When disaster strikes

Canadian companies know that an IT disaster is not an isolated event — it can have catastrophic consequences for an entire enterprise. Productivity is lost, customer relations damaged, and opportunities missed. Often, C-level executives have a false sense of security and assume that their systems are more resilient than they are. It is the IT managers that fret over nightmare scenarios. They know that they’ll be in the thick of it should all systems fail.

The cost of failure isn’t only the measurable business lost due to downtime, it’s also the opportunities that are missed and the damage to brand. Vas Srinivasan, vice-president of marketing for Sonasoft, a company that automates disk-to-disk backup recovery services, points out that this is true for businesses small and large. “Everywhere you look, database and IT administrators are constrained,” he says. “They need to do more with less, but they also need assurance and peace of mind.”

For a company like Sonasoft, which targets the small-medium business (SMB) market for backup/recovery and replication solutions for Exchange and SQL servers, market sensitivity to price is often an issue. “Our customers need something easy to implement (and) easy to use,” says Srinivasan, adding, “They may be concerned with price, but they also represent a sophisticated market.”

Sonasoft is responding to a technological shift: Records used to be kept on mainframes, but now much of it is SQL-based on the server. As well, data is increasingly backed up on disk, not on tape. Data Domain, which provides enterprise protection storage systems for disk backup and network-based disaster recovery, is helping large companies migrate from tape to disk. One of the most notable examples is their experience with Desjardins Financial Security (part of the Desjardins Group, the largest integrated cooperative financial group in Canada).

Desjardins was making two copies of tape each day, and full backups on weekends. Every night a second backup tape was taken off-site as a disaster recovery provision. Data growth was 40 per cent annually, but that represented primary storage capacity requirements, and backups were growing at a higher rate. Something had to be done.

Desjardins tested the water by first implementing a DD430 Data Domain appliance for their data centre in Levis, Que., near Quebec City. They used the DD430 for e-mail and file servers, and then bought a DD560, which provided higher capacity and throughput. This was used to migrate additional critical backup data. Desjardins is now implementing a third DD560 for off-site network-based recovery. Brian Biles, Data Domain’s co-founder and vice-president of product marketing, says it’s getting easier to bring people off tape. “We’ve been selling since 2003,” he says. “Tape was the library incumbent. Now, 60 per cent of the time we’re competing against tape, and 40 per cent against disk alternatives. This ratio will continue to shift.” It’s easy to see why. According to Desjardins, average restore times have gone from a few hours to a few minutes, enhancing business continuity. Everything is automated, thus saving time and reducing administrative costs, without disrupting the existing infrastructure. Stability is something Biles emphasizes. It doesn’t make sense to invest in business continuity, only to have the install disrupt daily activities. “There are ways to do this in parallel with tape infrastructure, or incrementally,” he says. “There are lots of different ways to blend it in.”

Collected data entries
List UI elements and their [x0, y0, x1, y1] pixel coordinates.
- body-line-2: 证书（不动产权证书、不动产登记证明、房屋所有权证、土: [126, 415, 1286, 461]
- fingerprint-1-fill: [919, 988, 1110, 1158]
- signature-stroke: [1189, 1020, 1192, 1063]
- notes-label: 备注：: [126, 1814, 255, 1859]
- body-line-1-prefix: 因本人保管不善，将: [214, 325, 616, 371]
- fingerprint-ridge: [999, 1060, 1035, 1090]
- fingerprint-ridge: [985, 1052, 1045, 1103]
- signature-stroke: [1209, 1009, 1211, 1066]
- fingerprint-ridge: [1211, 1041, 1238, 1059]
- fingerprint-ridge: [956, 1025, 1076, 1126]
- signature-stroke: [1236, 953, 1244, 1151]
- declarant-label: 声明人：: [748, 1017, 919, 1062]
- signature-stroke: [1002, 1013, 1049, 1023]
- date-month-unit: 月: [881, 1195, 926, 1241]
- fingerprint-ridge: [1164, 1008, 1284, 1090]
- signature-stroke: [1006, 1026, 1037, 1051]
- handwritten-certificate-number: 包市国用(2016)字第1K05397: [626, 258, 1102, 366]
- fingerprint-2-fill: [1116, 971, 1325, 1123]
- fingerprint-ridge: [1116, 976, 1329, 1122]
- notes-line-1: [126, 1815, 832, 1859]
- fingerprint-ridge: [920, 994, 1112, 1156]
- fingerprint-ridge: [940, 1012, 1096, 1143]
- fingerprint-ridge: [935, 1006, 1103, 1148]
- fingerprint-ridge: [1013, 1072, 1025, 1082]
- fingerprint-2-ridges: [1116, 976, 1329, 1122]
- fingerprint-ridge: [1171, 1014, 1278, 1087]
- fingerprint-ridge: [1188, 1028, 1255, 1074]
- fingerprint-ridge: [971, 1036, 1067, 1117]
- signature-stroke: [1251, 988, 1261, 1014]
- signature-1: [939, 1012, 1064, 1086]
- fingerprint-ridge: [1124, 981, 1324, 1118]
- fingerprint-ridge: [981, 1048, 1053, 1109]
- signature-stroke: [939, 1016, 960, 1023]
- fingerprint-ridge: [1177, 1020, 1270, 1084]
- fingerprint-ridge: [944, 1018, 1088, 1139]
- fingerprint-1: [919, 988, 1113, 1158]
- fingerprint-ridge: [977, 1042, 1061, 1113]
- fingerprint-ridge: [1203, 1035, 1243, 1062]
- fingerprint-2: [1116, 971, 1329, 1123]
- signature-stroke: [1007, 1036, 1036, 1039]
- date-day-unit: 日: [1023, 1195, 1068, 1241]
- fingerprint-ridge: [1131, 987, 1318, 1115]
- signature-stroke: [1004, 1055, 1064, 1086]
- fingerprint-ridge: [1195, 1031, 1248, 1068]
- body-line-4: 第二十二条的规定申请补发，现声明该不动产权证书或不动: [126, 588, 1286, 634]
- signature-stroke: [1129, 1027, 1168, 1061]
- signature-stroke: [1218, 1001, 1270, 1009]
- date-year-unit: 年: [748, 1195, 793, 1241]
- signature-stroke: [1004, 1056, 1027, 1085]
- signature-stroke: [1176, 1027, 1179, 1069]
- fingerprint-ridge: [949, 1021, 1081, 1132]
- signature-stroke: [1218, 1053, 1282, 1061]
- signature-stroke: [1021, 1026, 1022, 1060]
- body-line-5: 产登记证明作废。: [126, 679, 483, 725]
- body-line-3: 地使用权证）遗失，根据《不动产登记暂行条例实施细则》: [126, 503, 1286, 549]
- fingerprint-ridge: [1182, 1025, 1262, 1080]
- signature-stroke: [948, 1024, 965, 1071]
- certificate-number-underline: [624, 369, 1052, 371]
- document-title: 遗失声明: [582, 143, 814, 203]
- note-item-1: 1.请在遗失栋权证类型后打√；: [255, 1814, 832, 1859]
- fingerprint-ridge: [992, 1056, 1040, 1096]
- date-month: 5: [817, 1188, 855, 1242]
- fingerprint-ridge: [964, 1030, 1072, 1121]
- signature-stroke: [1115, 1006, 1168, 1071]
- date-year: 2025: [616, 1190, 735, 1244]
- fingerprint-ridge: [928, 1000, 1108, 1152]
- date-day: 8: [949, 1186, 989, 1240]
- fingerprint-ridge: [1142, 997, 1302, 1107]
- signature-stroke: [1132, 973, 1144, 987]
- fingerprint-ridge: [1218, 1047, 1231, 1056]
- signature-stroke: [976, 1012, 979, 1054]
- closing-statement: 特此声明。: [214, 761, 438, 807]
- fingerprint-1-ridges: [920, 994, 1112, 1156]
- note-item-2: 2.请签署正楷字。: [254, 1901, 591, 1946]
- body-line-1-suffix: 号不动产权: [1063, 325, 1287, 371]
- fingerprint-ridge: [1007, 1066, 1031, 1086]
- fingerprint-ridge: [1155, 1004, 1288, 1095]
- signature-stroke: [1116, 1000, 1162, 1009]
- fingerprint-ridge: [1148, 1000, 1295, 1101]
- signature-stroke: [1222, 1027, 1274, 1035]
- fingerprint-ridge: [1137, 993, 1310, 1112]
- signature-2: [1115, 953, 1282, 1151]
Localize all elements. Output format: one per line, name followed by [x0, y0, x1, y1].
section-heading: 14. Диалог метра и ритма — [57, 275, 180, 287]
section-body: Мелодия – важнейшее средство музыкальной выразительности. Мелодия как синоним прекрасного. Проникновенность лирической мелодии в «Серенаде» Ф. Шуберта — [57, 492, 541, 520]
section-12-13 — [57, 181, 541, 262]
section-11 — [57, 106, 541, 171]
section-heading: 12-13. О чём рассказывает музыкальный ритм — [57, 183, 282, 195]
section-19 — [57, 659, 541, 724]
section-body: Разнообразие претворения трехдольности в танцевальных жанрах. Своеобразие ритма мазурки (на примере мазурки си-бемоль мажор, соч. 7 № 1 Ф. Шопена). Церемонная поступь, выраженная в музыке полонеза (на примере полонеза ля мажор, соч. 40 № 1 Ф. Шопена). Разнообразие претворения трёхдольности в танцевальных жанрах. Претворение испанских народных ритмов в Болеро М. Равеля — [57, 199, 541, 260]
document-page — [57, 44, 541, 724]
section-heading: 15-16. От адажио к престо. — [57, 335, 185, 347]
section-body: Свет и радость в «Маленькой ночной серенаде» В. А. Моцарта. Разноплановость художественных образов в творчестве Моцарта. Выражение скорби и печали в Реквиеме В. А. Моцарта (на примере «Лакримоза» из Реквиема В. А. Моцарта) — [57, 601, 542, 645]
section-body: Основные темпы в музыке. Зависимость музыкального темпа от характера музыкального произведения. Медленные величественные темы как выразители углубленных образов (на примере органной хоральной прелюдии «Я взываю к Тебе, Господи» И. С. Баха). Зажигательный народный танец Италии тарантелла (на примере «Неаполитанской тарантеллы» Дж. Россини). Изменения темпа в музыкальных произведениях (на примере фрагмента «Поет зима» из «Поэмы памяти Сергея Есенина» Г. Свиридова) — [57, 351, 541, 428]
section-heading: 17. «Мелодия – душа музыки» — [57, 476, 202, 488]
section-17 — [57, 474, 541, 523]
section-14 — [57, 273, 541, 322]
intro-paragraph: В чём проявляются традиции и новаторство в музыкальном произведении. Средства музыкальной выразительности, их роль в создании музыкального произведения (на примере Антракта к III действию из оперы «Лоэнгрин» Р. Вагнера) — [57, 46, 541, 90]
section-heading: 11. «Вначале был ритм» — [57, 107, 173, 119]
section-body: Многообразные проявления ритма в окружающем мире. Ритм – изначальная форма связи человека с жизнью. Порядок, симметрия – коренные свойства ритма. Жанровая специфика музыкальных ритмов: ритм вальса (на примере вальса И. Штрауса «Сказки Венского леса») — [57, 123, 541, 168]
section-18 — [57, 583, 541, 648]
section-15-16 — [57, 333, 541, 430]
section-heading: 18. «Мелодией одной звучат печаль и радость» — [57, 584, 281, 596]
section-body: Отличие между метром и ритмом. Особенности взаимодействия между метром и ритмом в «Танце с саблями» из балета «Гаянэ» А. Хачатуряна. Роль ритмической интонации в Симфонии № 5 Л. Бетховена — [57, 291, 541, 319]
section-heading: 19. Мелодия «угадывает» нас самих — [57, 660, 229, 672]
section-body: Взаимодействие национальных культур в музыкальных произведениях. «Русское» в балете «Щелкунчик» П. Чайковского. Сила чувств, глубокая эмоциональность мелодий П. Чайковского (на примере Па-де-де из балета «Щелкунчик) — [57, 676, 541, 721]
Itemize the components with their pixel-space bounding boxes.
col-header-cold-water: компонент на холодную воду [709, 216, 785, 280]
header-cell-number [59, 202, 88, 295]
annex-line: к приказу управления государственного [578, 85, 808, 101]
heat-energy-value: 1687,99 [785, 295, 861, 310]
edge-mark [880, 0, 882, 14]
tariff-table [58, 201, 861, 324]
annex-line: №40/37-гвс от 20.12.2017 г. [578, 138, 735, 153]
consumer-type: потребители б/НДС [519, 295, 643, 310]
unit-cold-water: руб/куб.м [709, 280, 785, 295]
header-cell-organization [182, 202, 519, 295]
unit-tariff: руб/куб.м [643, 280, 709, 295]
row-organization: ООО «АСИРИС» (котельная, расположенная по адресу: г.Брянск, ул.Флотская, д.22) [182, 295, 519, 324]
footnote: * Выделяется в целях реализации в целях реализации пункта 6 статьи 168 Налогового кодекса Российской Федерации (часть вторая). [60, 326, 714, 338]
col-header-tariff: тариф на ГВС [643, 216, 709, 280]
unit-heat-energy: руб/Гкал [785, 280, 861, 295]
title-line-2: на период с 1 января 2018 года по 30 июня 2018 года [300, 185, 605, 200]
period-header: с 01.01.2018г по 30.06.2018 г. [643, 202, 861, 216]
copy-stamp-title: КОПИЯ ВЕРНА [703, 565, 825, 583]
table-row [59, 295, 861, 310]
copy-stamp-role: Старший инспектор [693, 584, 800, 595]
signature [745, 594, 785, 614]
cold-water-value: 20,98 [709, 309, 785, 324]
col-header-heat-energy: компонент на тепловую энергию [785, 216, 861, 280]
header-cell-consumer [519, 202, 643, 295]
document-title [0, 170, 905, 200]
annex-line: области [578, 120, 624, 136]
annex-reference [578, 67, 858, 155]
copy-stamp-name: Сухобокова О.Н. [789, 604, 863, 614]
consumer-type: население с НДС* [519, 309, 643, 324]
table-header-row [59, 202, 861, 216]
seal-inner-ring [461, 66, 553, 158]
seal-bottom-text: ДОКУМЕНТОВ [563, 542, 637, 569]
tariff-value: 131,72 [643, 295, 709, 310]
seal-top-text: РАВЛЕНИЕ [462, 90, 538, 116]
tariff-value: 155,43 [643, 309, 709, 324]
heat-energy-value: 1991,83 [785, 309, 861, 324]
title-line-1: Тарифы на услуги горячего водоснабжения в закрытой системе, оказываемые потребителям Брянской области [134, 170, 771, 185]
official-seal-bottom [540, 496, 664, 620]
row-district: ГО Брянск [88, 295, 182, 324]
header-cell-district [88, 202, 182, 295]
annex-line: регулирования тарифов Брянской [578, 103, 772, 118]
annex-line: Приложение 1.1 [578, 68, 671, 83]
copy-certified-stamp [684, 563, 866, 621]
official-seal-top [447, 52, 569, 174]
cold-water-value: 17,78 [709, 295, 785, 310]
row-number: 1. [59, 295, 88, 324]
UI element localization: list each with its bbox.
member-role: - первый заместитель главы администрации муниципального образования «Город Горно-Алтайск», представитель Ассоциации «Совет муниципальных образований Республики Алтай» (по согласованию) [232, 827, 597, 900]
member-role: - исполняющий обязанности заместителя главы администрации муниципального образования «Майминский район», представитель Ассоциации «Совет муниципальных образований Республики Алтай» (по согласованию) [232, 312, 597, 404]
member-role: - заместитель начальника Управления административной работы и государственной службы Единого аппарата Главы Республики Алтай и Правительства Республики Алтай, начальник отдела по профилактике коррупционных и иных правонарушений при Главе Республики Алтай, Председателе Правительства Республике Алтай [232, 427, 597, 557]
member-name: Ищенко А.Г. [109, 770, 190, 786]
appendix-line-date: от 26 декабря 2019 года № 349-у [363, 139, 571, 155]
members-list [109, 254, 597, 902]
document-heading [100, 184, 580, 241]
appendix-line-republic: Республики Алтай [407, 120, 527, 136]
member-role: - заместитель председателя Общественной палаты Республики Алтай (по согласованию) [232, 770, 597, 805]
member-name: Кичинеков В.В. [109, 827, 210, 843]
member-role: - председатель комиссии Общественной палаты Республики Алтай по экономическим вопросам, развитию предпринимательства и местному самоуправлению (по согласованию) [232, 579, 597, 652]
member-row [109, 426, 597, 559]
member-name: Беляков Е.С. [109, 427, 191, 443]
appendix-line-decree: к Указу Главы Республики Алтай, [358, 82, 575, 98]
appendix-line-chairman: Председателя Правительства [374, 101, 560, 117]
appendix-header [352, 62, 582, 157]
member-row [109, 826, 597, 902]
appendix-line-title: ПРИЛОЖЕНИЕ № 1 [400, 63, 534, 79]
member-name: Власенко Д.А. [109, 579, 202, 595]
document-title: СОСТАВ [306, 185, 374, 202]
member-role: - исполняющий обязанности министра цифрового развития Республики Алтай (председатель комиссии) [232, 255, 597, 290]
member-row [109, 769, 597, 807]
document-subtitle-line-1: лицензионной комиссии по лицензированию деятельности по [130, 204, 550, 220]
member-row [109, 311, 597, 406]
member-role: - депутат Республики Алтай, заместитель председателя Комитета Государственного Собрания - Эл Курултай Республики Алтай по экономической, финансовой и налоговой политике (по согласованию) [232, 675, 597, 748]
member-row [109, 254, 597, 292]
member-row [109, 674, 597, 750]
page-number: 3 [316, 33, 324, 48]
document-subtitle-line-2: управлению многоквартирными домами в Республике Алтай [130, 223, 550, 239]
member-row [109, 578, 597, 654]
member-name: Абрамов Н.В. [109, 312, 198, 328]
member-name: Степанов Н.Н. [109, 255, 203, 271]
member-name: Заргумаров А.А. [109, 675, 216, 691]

• [PROBLEM SET]:
A - Answer these questions about the disaster recovery article:
(i) By what percentage did Desjardins' data grow each year?
(ii) Where is the Desjardins data centre that received the DD430 appliance?
(iii) Since what year has Data Domain been selling, according to Brian Biles?
B - Carry on the disaster recovery article from its final sentence.

• [RESPONSES]:
A -
(i) 40 per cent
(ii) Levis, Que., near Quebec City
(iii) 2003

B -
The result — a 17-to-1 compression ratio that’s getting higher, and the confidence to tell clients they have 24/7 service availability — comes off of what is, in effect, a fairly simple product that works with any packaged software.

Business continuity, however, is not only contingent on effective disaster recovery strategies and technologies. An IT crash is not the only thing that can disrupt a business. Ironically, advances in computing and telecommunications are enhancing business continuity for some old-fashioned industries facing age-old problems.

While many business continuity plans come out of audits and regulatory requirements, the planning and execution of an effective disaster recovery strategy usually comes from the school of hard knocks. The obvious examples — 9/11, Hurricane Katrina, power outages — are strong arguments for the broad, “horizontal” risks to business, but there are many examples that are industry-specific. And the people in those businesses are all too familiar with the risks.

Take railroads. David Lauger, Director of Business Development for Dantel, a California-based company that provides monitoring, control and surveillance products, makes the point that track needs to be monitored at all times. “This is expensive infrastructure. One glitch and an entire line goes down.” Dantel, with a strong presence in Canada, sells into telecommunications, utilities, construction and even plant nurseries.

“We provide maximum protection,” says Lauger, “and that includes alarm telemetry.” The company has developed “DREN” — Disaster Resistant Event Network — for rural areas without landlines. Power is solar, with communications through either RF or the cellular system. Sensory data can track video, allowing for businesses to secure remote locations.

“People need to protect their assets,” asserts Lauger. “Business continuity isn’t just about protecting IT systems; it means securing all the tools you need to conduct business. For example, the agricultural industry is now experiencing a huge amount of theft of copper piping.”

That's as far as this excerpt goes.